### The request
Reproduce each of the records below line for line, keeping every character unchanged.

### Exercise data
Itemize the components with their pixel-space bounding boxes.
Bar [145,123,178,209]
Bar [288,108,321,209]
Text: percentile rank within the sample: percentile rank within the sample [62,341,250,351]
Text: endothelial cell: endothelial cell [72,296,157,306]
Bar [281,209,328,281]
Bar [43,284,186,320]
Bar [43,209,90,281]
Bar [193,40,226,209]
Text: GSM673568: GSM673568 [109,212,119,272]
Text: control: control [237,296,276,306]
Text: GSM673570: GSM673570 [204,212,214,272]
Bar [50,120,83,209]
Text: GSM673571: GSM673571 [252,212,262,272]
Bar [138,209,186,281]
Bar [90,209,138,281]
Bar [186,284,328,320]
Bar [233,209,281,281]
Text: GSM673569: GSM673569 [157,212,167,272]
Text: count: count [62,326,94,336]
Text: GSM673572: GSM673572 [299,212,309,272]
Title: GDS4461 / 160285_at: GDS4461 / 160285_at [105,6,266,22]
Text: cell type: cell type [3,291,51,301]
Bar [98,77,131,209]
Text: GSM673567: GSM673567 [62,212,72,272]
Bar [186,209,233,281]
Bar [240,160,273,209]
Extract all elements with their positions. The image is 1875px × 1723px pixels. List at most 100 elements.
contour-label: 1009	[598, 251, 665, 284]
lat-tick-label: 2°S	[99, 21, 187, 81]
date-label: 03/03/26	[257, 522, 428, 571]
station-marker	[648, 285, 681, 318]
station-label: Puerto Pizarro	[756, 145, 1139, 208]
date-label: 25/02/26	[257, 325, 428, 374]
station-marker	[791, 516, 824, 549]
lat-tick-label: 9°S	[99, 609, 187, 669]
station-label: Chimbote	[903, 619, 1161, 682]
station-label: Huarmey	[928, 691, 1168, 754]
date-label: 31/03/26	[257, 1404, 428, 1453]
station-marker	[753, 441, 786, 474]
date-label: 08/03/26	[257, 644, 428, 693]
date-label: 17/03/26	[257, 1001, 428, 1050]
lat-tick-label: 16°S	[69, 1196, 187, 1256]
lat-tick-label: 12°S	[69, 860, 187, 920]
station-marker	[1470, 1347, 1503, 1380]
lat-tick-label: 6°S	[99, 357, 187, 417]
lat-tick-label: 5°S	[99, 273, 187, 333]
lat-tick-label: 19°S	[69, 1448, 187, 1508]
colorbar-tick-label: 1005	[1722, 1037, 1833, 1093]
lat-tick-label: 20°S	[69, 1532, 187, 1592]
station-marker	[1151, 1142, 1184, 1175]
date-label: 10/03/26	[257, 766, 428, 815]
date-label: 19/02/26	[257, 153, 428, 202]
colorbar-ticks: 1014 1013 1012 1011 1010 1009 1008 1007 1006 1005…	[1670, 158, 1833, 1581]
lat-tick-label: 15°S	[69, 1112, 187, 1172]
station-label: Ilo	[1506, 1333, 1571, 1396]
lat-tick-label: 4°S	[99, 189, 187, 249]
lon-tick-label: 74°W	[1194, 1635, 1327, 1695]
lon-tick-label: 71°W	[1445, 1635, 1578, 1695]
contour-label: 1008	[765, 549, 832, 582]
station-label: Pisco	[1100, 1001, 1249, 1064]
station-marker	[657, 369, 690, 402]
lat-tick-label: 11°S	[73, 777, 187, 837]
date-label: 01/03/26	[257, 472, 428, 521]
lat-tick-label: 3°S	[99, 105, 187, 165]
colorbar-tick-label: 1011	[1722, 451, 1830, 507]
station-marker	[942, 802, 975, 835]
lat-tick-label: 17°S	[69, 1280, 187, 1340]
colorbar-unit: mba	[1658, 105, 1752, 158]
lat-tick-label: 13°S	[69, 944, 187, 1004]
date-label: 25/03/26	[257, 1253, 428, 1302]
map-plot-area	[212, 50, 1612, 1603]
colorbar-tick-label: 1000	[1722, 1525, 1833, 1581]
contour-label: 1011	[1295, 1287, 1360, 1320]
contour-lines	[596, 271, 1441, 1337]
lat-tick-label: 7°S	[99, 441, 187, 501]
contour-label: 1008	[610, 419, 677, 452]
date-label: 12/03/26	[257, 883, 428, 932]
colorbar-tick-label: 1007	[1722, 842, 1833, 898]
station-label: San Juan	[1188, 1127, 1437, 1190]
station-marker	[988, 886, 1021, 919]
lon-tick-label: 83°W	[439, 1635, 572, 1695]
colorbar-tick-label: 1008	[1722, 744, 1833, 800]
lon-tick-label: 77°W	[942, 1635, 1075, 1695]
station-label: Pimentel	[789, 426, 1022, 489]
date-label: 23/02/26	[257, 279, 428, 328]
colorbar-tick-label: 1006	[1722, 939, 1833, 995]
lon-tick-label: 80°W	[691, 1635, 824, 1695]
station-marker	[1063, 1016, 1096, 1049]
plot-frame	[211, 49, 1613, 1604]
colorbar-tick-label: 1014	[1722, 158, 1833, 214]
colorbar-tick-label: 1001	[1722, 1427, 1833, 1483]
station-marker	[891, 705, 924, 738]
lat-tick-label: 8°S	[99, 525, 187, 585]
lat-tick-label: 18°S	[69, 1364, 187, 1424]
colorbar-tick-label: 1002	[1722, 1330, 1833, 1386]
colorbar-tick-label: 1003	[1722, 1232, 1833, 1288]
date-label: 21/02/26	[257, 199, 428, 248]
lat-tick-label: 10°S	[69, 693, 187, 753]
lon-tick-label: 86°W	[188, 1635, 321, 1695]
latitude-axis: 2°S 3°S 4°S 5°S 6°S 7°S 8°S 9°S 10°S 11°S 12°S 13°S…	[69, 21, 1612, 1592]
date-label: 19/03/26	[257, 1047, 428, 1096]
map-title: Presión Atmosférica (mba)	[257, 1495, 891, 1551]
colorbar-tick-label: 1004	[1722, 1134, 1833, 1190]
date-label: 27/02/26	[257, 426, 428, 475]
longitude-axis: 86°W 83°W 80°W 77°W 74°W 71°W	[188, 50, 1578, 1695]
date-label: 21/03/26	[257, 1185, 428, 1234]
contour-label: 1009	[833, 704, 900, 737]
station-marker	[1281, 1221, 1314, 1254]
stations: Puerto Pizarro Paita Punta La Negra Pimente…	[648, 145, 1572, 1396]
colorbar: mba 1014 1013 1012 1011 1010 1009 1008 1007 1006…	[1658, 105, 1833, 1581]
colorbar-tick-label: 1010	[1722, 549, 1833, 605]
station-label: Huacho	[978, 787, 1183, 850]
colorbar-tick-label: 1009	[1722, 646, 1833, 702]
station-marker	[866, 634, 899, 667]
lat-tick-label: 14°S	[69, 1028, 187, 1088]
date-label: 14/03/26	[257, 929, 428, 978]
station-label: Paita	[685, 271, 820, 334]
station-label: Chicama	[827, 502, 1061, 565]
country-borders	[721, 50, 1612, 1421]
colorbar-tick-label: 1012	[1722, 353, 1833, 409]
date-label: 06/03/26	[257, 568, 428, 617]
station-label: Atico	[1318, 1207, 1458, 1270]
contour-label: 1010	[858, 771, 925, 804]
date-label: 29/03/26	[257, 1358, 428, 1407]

### Response to the exercise
Itemize the components with their pixel-space bounding boxes.
Bar [145,123,178,209]
Bar [288,108,321,209]
Text: percentile rank within the sample: percentile rank within the sample [62,341,250,351]
Text: endothelial cell: endothelial cell [72,296,157,306]
Bar [281,209,328,281]
Bar [43,284,186,320]
Bar [43,209,90,281]
Bar [193,40,226,209]
Text: GSM673568: GSM673568 [109,212,119,272]
Text: control: control [237,296,276,306]
Text: GSM673570: GSM673570 [204,212,214,272]
Bar [50,120,83,209]
Text: GSM673571: GSM673571 [252,212,262,272]
Bar [138,209,186,281]
Bar [90,209,138,281]
Bar [186,284,328,320]
Bar [233,209,281,281]
Text: GSM673569: GSM673569 [157,212,167,272]
Text: count: count [62,326,94,336]
Text: GSM673572: GSM673572 [299,212,309,272]
Title: GDS4461 / 160285_at: GDS4461 / 160285_at [105,6,266,22]
Text: cell type: cell type [3,291,51,301]
Bar [98,77,131,209]
Text: GSM673567: GSM673567 [62,212,72,272]
Bar [186,209,233,281]
Bar [240,160,273,209]
Extract all elements with their positions. The image is 1875px × 1723px pixels. List at most 100 elements.
contour-label: 1009	[598, 251, 665, 284]
lat-tick-label: 2°S	[99, 21, 187, 81]
date-label: 03/03/26	[257, 522, 428, 571]
station-marker	[648, 285, 681, 318]
station-label: Puerto Pizarro	[756, 145, 1139, 208]
date-label: 25/02/26	[257, 325, 428, 374]
station-marker	[791, 516, 824, 549]
lat-tick-label: 9°S	[99, 609, 187, 669]
station-label: Chimbote	[903, 619, 1161, 682]
station-label: Huarmey	[928, 691, 1168, 754]
date-label: 31/03/26	[257, 1404, 428, 1453]
station-marker	[753, 441, 786, 474]
date-label: 08/03/26	[257, 644, 428, 693]
date-label: 17/03/26	[257, 1001, 428, 1050]
lat-tick-label: 16°S	[69, 1196, 187, 1256]
lat-tick-label: 12°S	[69, 860, 187, 920]
station-marker	[1470, 1347, 1503, 1380]
lat-tick-label: 6°S	[99, 357, 187, 417]
lat-tick-label: 5°S	[99, 273, 187, 333]
lat-tick-label: 19°S	[69, 1448, 187, 1508]
colorbar-tick-label: 1005	[1722, 1037, 1833, 1093]
lat-tick-label: 20°S	[69, 1532, 187, 1592]
station-marker	[1151, 1142, 1184, 1175]
date-label: 10/03/26	[257, 766, 428, 815]
date-label: 19/02/26	[257, 153, 428, 202]
colorbar-ticks: 1014 1013 1012 1011 1010 1009 1008 1007 1006 1005…	[1670, 158, 1833, 1581]
lat-tick-label: 15°S	[69, 1112, 187, 1172]
station-label: Ilo	[1506, 1333, 1571, 1396]
lat-tick-label: 4°S	[99, 189, 187, 249]
lon-tick-label: 74°W	[1194, 1635, 1327, 1695]
lon-tick-label: 71°W	[1445, 1635, 1578, 1695]
contour-label: 1008	[765, 549, 832, 582]
station-label: Pisco	[1100, 1001, 1249, 1064]
station-marker	[657, 369, 690, 402]
lat-tick-label: 11°S	[73, 777, 187, 837]
date-label: 01/03/26	[257, 472, 428, 521]
lat-tick-label: 3°S	[99, 105, 187, 165]
colorbar-tick-label: 1011	[1722, 451, 1830, 507]
station-marker	[942, 802, 975, 835]
lat-tick-label: 17°S	[69, 1280, 187, 1340]
colorbar-unit: mba	[1658, 105, 1752, 158]
lat-tick-label: 13°S	[69, 944, 187, 1004]
date-label: 25/03/26	[257, 1253, 428, 1302]
map-plot-area	[212, 50, 1612, 1603]
colorbar-tick-label: 1000	[1722, 1525, 1833, 1581]
contour-label: 1011	[1295, 1287, 1360, 1320]
contour-lines	[596, 271, 1441, 1337]
lat-tick-label: 7°S	[99, 441, 187, 501]
contour-label: 1008	[610, 419, 677, 452]
date-label: 12/03/26	[257, 883, 428, 932]
colorbar-tick-label: 1007	[1722, 842, 1833, 898]
station-label: San Juan	[1188, 1127, 1437, 1190]
station-marker	[988, 886, 1021, 919]
lon-tick-label: 83°W	[439, 1635, 572, 1695]
colorbar-tick-label: 1008	[1722, 744, 1833, 800]
lon-tick-label: 77°W	[942, 1635, 1075, 1695]
station-label: Pimentel	[789, 426, 1022, 489]
date-label: 23/02/26	[257, 279, 428, 328]
colorbar-tick-label: 1006	[1722, 939, 1833, 995]
lon-tick-label: 80°W	[691, 1635, 824, 1695]
station-marker	[1063, 1016, 1096, 1049]
plot-frame	[211, 49, 1613, 1604]
colorbar-tick-label: 1014	[1722, 158, 1833, 214]
colorbar-tick-label: 1001	[1722, 1427, 1833, 1483]
station-marker	[891, 705, 924, 738]
lat-tick-label: 8°S	[99, 525, 187, 585]
lat-tick-label: 18°S	[69, 1364, 187, 1424]
colorbar-tick-label: 1002	[1722, 1330, 1833, 1386]
colorbar-tick-label: 1003	[1722, 1232, 1833, 1288]
date-label: 21/02/26	[257, 199, 428, 248]
lat-tick-label: 10°S	[69, 693, 187, 753]
lon-tick-label: 86°W	[188, 1635, 321, 1695]
latitude-axis: 2°S 3°S 4°S 5°S 6°S 7°S 8°S 9°S 10°S 11°S 12°S 13°S…	[69, 21, 1612, 1592]
date-label: 19/03/26	[257, 1047, 428, 1096]
map-title: Presión Atmosférica (mba)	[257, 1495, 891, 1551]
colorbar-tick-label: 1004	[1722, 1134, 1833, 1190]
date-label: 27/02/26	[257, 426, 428, 475]
longitude-axis: 86°W 83°W 80°W 77°W 74°W 71°W	[188, 50, 1578, 1695]
date-label: 21/03/26	[257, 1185, 428, 1234]
contour-label: 1009	[833, 704, 900, 737]
station-marker	[1281, 1221, 1314, 1254]
stations: Puerto Pizarro Paita Punta La Negra Pimente…	[648, 145, 1572, 1396]
colorbar: mba 1014 1013 1012 1011 1010 1009 1008 1007 1006…	[1658, 105, 1833, 1581]
colorbar-tick-label: 1010	[1722, 549, 1833, 605]
station-label: Huacho	[978, 787, 1183, 850]
colorbar-tick-label: 1009	[1722, 646, 1833, 702]
station-marker	[866, 634, 899, 667]
lat-tick-label: 14°S	[69, 1028, 187, 1088]
date-label: 14/03/26	[257, 929, 428, 978]
station-label: Paita	[685, 271, 820, 334]
station-label: Chicama	[827, 502, 1061, 565]
country-borders	[721, 50, 1612, 1421]
colorbar-tick-label: 1012	[1722, 353, 1833, 409]
date-label: 06/03/26	[257, 568, 428, 617]
station-label: Atico	[1318, 1207, 1458, 1270]
contour-label: 1010	[858, 771, 925, 804]
date-label: 29/03/26	[257, 1358, 428, 1407]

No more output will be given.